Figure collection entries
+===+

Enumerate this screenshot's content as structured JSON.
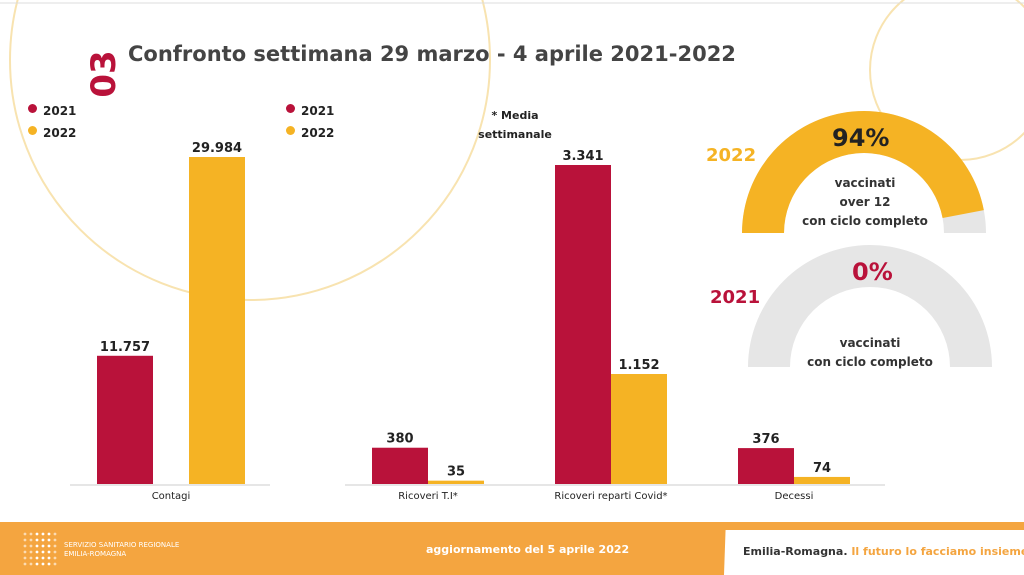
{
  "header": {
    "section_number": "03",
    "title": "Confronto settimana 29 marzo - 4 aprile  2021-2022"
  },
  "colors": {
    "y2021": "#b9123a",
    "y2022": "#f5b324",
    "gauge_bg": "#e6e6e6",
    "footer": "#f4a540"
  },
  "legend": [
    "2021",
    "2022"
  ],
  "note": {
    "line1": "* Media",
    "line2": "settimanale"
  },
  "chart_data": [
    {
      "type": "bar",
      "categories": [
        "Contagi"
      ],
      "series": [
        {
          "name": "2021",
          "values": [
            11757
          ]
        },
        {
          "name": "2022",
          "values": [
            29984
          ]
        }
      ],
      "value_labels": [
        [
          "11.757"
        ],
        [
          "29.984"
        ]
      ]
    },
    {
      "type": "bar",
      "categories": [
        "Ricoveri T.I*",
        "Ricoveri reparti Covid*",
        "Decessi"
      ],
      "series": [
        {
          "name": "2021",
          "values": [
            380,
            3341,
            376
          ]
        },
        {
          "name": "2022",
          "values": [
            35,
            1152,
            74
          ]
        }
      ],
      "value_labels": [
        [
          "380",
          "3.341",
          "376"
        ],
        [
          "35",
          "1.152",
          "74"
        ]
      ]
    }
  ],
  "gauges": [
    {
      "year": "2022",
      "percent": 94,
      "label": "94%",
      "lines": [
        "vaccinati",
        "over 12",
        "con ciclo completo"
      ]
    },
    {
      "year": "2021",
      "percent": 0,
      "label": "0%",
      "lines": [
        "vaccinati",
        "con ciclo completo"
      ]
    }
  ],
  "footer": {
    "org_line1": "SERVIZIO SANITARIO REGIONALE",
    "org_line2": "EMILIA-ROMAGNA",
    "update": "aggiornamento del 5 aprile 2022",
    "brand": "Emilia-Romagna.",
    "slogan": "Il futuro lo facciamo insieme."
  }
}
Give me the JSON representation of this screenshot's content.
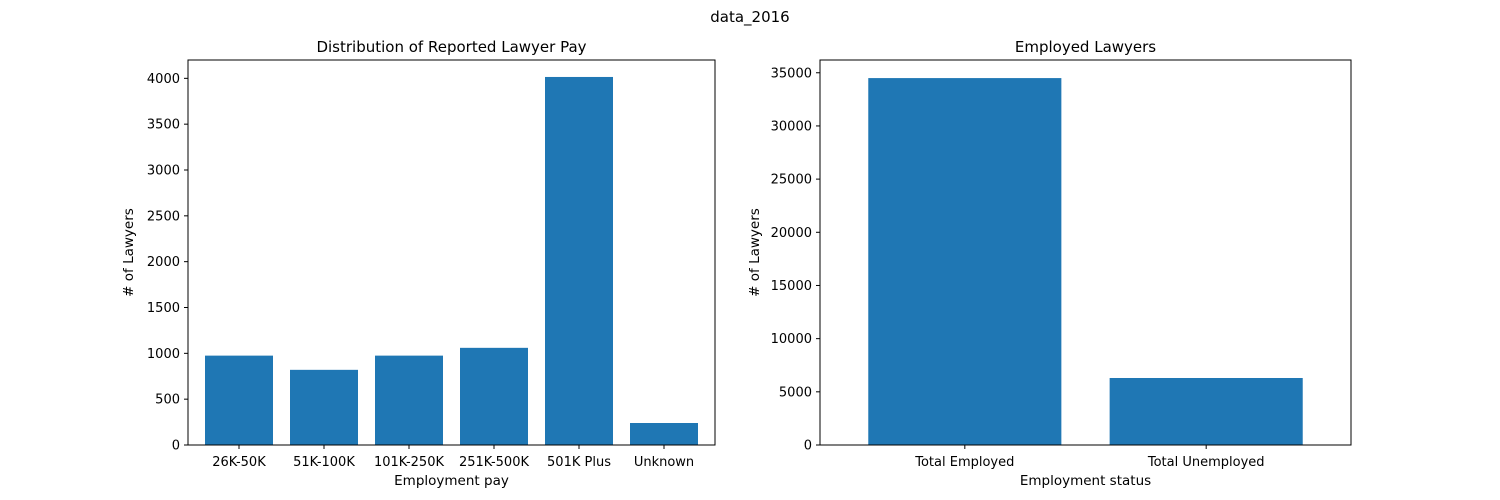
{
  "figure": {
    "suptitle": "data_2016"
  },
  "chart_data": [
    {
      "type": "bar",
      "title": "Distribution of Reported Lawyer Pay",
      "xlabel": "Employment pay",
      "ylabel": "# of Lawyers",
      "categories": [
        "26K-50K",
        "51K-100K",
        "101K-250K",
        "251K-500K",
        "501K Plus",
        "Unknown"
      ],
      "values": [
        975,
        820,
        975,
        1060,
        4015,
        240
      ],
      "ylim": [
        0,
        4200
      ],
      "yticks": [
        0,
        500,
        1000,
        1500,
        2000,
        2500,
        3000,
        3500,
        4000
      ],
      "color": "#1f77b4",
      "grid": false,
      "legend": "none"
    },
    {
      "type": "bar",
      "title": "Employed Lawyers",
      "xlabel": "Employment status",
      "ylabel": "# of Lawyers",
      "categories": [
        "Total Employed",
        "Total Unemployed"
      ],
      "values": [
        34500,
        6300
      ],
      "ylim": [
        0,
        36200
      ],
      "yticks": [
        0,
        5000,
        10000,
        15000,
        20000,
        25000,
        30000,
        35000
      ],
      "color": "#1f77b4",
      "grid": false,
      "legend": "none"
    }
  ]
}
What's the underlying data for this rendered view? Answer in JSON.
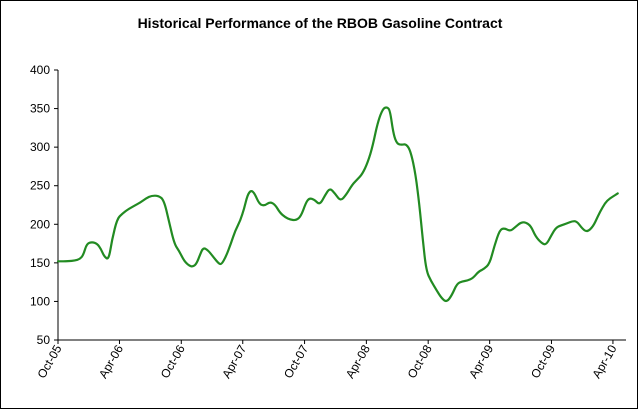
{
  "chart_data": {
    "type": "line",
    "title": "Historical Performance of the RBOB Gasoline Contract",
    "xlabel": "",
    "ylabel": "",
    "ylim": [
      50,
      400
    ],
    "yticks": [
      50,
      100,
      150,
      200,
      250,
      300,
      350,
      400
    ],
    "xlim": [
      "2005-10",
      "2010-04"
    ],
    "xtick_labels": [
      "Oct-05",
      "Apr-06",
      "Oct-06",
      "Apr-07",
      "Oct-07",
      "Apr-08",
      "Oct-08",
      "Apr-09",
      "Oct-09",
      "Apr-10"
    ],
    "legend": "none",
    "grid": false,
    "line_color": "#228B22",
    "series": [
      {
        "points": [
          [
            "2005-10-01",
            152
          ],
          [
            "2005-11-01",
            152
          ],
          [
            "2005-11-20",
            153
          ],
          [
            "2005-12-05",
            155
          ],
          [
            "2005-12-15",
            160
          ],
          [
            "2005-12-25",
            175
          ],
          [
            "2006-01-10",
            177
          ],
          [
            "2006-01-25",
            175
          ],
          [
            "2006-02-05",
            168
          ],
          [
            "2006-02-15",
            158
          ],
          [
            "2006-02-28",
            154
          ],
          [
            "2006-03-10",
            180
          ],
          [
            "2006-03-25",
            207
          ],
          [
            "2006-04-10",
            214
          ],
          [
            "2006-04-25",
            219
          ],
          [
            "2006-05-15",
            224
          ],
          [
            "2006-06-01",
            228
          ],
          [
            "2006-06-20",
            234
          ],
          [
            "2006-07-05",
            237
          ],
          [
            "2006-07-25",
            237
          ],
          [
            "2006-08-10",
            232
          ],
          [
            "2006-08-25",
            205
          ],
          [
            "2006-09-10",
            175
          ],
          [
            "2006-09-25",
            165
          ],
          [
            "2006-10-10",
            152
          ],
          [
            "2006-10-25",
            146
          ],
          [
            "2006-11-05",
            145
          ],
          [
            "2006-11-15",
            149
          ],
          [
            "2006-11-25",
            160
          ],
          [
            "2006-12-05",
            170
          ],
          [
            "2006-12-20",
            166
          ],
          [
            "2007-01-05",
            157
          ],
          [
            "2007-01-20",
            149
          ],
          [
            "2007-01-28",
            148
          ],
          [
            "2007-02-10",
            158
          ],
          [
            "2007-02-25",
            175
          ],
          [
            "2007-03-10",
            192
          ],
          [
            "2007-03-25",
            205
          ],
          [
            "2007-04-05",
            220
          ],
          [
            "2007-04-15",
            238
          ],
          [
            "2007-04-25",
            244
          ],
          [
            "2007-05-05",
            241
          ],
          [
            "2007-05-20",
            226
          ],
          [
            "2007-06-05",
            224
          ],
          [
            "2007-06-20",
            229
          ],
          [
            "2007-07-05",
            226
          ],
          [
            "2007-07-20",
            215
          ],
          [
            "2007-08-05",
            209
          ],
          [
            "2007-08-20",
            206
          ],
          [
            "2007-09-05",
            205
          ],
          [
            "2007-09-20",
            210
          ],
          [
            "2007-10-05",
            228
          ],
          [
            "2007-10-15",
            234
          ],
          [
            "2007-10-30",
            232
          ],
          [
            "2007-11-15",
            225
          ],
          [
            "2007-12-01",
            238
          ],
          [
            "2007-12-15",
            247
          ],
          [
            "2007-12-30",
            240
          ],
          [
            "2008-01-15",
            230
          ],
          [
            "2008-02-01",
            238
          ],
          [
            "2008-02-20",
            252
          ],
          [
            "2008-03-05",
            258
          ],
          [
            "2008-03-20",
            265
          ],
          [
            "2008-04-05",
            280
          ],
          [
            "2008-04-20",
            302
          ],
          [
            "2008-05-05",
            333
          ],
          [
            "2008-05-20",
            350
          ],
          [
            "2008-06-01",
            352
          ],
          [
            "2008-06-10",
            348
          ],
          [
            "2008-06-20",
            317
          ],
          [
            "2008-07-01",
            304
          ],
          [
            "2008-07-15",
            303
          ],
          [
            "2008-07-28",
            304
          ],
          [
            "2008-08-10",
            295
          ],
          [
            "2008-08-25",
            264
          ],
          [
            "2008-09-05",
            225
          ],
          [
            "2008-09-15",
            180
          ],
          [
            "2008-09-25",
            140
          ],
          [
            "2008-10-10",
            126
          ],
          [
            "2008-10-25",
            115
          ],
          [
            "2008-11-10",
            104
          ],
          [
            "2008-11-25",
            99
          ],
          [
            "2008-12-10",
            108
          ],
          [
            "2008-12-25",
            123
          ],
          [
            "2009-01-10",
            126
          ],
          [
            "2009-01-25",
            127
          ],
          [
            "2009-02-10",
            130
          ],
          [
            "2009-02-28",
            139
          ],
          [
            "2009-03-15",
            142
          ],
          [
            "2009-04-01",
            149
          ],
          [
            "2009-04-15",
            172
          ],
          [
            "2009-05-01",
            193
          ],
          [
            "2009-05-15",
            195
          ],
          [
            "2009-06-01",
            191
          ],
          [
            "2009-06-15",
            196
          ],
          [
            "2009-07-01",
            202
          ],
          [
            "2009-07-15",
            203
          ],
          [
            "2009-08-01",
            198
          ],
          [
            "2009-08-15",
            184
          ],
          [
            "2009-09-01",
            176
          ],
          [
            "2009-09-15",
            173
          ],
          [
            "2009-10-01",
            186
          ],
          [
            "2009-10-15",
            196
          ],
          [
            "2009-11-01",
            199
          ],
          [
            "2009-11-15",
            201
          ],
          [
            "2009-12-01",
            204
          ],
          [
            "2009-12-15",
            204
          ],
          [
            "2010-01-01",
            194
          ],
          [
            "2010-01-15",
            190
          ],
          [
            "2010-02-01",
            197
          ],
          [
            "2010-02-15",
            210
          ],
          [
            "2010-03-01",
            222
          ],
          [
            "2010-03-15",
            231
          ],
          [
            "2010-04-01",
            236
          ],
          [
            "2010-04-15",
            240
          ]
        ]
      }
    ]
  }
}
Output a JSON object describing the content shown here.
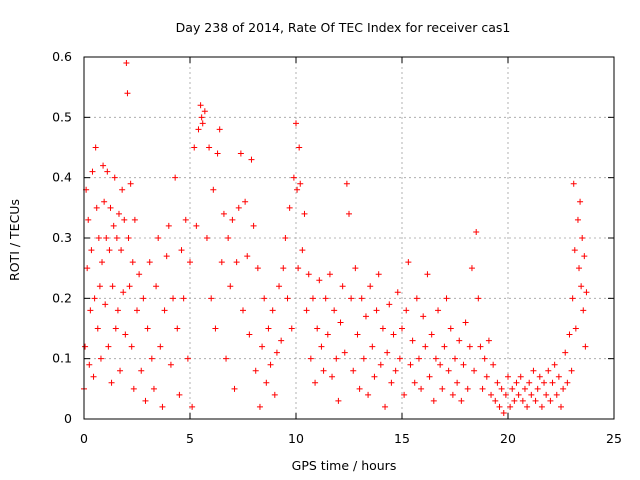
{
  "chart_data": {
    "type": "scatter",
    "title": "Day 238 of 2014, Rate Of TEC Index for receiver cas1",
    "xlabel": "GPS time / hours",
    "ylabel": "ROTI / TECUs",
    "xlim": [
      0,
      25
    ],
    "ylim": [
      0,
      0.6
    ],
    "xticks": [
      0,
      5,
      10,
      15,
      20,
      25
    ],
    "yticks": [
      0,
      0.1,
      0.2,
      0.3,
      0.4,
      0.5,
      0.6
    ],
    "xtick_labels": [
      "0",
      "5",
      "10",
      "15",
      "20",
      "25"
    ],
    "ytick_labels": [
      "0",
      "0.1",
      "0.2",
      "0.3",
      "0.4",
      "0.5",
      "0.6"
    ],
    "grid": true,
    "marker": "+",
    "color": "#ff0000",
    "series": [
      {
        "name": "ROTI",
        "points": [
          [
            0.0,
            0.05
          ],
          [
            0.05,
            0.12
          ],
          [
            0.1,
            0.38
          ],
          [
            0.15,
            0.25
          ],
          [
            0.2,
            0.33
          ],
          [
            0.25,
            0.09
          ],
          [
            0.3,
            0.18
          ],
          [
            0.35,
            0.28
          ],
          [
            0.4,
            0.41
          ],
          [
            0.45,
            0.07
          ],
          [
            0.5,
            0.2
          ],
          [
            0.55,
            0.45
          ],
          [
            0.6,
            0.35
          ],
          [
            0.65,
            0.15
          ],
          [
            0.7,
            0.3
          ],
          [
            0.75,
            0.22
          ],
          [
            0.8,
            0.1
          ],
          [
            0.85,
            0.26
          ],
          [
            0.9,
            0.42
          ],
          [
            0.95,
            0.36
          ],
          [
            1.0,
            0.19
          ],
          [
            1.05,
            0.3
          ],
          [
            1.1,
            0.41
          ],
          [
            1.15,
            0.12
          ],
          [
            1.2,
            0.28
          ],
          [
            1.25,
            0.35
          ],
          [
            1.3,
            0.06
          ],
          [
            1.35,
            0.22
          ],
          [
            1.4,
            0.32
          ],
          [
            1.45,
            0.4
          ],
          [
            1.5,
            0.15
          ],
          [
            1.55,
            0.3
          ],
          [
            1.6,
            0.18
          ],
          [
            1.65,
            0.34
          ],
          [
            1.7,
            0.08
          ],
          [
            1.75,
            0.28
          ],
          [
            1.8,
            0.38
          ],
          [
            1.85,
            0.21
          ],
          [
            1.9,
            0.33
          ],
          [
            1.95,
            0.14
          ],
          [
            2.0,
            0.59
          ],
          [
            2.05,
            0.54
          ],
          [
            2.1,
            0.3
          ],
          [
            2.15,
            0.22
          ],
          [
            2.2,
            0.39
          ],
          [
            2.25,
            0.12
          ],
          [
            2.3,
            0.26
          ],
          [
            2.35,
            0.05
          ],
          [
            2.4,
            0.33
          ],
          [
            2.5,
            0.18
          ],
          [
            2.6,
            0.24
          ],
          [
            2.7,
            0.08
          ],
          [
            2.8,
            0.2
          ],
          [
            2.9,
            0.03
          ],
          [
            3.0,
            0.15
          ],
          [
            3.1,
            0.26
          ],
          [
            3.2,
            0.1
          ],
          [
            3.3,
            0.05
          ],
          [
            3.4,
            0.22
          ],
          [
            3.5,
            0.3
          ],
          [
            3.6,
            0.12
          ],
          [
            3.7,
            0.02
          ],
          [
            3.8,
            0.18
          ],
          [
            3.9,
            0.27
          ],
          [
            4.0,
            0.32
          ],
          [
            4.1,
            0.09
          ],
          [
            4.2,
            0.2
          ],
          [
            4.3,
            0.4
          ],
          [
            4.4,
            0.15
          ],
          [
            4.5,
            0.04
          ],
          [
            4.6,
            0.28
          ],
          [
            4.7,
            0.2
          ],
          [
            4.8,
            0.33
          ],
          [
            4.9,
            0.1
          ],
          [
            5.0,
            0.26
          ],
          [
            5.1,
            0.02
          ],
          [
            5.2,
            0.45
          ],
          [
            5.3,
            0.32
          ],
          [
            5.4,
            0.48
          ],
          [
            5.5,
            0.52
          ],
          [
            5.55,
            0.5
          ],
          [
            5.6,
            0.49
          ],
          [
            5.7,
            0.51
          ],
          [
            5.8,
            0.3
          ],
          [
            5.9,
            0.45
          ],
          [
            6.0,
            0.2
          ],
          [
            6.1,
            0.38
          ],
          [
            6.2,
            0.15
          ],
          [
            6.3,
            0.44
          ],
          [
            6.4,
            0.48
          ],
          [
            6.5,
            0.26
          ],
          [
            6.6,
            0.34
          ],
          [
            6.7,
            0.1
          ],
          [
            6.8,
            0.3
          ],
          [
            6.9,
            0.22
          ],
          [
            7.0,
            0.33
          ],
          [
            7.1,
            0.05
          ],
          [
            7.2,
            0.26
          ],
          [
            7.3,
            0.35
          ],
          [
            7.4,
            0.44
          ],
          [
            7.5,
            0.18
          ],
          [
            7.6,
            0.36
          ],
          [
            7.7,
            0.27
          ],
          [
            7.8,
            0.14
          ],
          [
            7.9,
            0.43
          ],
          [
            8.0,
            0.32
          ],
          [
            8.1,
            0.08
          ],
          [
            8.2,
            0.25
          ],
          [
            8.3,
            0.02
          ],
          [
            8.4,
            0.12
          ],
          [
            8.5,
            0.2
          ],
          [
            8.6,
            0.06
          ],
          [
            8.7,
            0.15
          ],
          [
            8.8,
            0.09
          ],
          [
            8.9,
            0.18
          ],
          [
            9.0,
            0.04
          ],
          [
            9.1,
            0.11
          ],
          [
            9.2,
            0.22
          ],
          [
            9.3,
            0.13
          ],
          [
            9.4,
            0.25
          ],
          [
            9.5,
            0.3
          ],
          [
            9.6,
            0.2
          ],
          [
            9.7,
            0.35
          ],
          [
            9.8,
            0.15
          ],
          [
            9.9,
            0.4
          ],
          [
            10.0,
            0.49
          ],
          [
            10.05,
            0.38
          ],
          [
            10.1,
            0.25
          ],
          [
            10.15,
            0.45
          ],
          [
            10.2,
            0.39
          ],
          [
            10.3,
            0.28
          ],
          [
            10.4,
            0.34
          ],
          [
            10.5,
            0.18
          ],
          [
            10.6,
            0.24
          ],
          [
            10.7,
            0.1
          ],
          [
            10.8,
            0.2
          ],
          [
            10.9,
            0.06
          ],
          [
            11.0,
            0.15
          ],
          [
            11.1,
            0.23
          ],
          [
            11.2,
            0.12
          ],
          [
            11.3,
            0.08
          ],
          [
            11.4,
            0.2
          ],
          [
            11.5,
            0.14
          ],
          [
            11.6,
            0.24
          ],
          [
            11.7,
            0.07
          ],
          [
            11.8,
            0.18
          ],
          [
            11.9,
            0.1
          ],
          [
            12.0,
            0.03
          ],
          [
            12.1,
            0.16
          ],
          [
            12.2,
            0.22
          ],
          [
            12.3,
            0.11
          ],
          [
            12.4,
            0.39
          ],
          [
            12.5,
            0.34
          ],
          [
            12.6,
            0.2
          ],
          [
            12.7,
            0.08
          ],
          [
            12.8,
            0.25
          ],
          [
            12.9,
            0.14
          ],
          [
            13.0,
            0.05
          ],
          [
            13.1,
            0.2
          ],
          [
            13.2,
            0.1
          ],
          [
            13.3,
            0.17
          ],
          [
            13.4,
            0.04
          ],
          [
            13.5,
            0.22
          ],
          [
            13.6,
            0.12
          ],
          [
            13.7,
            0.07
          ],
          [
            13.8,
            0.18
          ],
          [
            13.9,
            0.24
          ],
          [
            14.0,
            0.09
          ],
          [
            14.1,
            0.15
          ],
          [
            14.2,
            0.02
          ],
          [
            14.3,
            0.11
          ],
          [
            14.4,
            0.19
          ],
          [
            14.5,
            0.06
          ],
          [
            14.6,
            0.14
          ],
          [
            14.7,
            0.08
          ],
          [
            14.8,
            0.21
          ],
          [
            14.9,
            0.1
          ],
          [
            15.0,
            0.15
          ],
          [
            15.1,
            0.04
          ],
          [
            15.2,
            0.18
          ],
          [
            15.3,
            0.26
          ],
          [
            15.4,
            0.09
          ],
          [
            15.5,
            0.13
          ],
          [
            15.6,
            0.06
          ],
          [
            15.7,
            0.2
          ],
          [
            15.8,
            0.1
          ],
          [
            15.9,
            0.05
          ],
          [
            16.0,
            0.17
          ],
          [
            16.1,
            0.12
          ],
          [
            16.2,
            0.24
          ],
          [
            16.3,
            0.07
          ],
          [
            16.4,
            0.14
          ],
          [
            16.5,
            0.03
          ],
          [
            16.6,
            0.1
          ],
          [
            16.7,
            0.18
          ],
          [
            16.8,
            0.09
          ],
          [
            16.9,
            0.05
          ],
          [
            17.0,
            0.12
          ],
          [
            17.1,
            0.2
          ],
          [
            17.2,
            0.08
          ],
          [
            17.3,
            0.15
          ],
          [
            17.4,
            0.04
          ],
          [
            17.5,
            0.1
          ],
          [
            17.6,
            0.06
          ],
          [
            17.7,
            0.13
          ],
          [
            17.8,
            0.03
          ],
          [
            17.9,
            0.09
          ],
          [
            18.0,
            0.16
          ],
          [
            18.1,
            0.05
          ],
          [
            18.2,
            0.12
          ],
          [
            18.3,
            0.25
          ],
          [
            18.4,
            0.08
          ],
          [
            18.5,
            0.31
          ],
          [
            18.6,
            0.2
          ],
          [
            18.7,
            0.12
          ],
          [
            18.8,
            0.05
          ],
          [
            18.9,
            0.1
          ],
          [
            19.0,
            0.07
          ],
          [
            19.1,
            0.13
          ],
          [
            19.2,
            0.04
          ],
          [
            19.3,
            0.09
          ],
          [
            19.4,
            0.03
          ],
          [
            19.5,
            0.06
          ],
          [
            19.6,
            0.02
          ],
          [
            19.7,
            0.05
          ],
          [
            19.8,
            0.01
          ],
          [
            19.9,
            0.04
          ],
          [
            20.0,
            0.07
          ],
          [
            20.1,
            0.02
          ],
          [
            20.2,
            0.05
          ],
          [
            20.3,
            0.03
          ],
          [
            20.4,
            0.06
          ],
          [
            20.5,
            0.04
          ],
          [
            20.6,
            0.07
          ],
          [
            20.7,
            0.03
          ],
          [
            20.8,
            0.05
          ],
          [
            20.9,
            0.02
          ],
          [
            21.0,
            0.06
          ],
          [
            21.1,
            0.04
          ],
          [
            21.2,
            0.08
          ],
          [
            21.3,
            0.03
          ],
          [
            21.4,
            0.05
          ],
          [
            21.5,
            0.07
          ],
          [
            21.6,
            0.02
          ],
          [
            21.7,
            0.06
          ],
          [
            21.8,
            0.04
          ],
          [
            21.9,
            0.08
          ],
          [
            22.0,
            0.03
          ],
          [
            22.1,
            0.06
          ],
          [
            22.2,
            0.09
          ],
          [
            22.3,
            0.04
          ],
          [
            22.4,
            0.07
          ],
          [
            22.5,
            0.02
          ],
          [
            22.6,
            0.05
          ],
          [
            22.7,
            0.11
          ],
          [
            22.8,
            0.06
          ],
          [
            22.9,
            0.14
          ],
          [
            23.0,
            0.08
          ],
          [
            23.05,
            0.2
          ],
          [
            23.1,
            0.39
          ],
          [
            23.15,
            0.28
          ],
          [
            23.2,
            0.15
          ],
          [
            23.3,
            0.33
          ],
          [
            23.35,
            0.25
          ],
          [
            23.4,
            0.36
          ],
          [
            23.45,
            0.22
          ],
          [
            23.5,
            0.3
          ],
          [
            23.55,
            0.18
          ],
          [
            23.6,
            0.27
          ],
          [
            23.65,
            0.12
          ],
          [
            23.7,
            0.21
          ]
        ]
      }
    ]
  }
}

+===+

**TASK TO COMPLETE:** In the material above, find the lines that contain "legend" and show them.

**EXERCISE RESULT:**
  "legend": [
      "legend": "none"
      "legend": "none"
    "legend": "none",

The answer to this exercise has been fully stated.